**** Selected passage
Taylor competed another time at the Fort Worth Stock Show and Rodeo in 2017 having never won this rodeo before. It's one of the biggest rodeos on the PRCA circuit, and everyone wants to win this one. Taylor claimed the second round with a great run. Then she came into the Championship Run on Saturday night, February 4, in a close race, to win it with a tad more than 2/10s of a second lead over the nearest competitor. When it was Taylor's turn to run, the best time was 16.8 seconds. Taylor and Babyflo managed to run it in at 16.62 seconds to take the lead and win the event. Taylor pocketed more than $16,000 during her stay in Fort Worth.

==Awards==
- 7 NFR Qualifications
- 2013-2015 Jerry Ann Taylor Best Dressed Award at NFR
- 2014 Women's Professional Rodeo Association (WPRA) Barrel Racing World Champion
- 2018 American Quarter Horse Association (AQHA) Barrel Racing World Champion
- 2019 Thoroughbred Makeover Barrel Racing Champion
- 2024 Texas Cowboy Hall of Fame
- 2024 Texas Rodeo Cowboy Hall of Fame

==Horses==
Flo's Heiress is nicknamed BabyFlo. BabyFlo is a 14-year-old Chestnut mare as of 2020. BabyFlo is 14.2 hands and was born and raised on Taylor's ranch. She is by Dr. Nick Bar and out of Flowers and Money.
********
> _Required actions_
(1) Reproduce the passage on Taylor's rodeo career word for word, from "Taylor competed another" to "in Fort Worth.".
(2) Using the passage on Taylor's rodeo career, explain why Taylor's 16.62-second run put her in the lead in the Championship Run at Fort Worth.
(3) According to the passage on Taylor's rodeo career, what is the name of the horse nicknamed BabyFlo?
**** Listed records
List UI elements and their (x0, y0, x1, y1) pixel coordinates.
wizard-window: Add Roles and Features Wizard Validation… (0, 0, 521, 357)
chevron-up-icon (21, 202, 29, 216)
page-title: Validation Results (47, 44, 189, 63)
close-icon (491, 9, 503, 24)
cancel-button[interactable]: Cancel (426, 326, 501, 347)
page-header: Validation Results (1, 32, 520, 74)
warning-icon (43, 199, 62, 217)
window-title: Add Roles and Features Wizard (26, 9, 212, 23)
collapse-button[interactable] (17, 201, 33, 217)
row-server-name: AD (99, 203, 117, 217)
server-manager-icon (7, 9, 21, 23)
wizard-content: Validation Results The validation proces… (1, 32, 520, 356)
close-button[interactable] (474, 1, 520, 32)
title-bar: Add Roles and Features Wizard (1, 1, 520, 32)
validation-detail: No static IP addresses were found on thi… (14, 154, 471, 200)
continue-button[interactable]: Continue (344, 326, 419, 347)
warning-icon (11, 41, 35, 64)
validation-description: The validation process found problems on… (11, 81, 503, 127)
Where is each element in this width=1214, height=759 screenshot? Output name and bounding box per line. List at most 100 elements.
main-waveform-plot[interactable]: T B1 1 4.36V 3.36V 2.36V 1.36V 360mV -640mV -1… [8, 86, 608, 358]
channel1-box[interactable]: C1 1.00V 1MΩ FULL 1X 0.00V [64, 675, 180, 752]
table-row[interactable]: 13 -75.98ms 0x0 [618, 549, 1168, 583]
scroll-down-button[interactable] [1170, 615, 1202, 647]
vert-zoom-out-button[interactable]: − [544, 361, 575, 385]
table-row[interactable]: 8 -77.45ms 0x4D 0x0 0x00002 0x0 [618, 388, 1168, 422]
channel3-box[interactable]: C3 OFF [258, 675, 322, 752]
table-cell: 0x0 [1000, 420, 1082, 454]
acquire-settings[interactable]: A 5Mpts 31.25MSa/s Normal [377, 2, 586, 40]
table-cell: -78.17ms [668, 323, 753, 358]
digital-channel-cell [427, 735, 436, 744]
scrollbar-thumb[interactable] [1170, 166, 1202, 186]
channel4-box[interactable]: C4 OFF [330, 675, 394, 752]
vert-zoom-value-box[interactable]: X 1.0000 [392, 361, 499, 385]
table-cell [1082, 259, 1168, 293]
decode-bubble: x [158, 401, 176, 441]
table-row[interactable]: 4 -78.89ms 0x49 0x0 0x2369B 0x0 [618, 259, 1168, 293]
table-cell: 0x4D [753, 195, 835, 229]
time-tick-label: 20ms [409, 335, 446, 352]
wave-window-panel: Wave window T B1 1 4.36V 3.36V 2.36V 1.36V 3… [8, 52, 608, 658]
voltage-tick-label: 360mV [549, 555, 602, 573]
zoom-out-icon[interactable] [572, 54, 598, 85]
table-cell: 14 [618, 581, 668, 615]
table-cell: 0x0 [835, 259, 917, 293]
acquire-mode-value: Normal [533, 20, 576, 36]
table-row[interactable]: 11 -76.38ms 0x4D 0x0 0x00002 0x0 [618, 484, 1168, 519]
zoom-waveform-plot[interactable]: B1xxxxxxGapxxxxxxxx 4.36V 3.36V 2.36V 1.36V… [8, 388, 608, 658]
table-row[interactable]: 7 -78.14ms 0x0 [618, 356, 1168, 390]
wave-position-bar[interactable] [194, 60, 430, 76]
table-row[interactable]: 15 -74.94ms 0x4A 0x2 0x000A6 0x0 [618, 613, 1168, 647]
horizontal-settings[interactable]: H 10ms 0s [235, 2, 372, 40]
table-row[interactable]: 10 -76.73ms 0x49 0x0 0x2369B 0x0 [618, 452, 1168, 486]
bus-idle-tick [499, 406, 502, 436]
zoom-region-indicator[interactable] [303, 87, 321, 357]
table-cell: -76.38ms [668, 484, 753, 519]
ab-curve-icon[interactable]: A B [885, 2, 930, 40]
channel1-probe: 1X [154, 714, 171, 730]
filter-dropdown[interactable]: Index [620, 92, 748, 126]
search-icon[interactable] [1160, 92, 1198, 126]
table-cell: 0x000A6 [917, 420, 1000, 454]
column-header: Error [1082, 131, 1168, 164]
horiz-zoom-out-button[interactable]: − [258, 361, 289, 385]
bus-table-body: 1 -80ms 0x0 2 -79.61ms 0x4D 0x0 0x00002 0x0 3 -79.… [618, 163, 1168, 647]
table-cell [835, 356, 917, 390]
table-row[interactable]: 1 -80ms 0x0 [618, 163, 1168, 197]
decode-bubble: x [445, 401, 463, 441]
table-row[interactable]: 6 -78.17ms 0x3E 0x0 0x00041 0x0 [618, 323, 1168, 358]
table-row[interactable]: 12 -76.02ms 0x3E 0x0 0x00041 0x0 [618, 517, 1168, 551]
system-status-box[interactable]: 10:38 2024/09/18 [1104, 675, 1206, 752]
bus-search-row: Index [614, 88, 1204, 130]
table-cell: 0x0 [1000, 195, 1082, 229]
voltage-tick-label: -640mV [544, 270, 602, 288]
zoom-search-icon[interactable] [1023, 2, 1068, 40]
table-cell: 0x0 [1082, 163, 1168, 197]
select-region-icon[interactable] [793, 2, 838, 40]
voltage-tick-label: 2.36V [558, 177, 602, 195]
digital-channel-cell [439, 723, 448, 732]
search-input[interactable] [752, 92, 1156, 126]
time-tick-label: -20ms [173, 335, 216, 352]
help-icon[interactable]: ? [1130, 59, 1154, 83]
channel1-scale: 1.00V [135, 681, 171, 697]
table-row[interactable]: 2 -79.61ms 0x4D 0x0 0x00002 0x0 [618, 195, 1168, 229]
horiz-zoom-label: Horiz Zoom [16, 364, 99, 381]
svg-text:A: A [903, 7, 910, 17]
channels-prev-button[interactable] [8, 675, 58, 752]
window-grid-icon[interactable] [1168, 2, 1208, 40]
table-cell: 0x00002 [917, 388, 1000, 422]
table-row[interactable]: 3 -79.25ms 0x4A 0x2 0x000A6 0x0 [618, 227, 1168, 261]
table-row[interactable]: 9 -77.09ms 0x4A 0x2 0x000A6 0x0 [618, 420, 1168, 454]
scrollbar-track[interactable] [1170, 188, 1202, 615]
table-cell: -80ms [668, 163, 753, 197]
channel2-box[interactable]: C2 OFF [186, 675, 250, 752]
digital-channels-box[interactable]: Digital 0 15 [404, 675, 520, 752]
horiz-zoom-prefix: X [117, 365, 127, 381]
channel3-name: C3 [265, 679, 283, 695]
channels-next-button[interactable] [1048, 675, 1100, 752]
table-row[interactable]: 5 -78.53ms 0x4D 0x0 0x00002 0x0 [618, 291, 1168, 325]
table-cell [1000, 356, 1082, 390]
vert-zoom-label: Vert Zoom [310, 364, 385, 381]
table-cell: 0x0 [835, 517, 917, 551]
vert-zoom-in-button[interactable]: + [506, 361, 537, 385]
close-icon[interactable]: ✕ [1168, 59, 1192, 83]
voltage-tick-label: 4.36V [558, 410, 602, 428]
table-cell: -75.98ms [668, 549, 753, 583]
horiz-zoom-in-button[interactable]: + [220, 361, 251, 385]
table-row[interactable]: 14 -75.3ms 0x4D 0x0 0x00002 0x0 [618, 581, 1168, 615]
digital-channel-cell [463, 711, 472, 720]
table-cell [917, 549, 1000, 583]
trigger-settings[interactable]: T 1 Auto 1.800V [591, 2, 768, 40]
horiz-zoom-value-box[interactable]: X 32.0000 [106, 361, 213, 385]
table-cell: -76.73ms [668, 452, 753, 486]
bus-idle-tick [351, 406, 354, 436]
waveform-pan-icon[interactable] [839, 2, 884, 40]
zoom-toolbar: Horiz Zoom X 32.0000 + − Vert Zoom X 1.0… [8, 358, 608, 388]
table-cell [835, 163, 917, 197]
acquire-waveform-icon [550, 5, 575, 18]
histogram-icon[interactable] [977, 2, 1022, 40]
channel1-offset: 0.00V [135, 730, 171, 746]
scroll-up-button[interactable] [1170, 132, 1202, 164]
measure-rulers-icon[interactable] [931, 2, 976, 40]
********
> _Task-by-task solutions_
(1)
Taylor competed another time at the Fort Worth Stock Show and Rodeo in 2017 having never won this rodeo before. It's one of the biggest rodeos on the PRCA circuit, and everyone wants to win this one. Taylor claimed the second round with a great run. Then she came into the Championship Run on Saturday night, February 4, in a close race, to win it with a tad more than 2/10s of a second lead over the nearest competitor. When it was Taylor's turn to run, the best time was 16.8 seconds. Taylor and Babyflo managed to run it in at 16.62 seconds to take the lead and win the event. Taylor pocketed more than $16,000 during her stay in Fort Worth.

(2) When Taylor's turn came, the best time was 16.8 seconds. Her run with Babyflo took 16.62 seconds, which was faster, so she moved into the lead and won the event.

(3) Flo's Heiress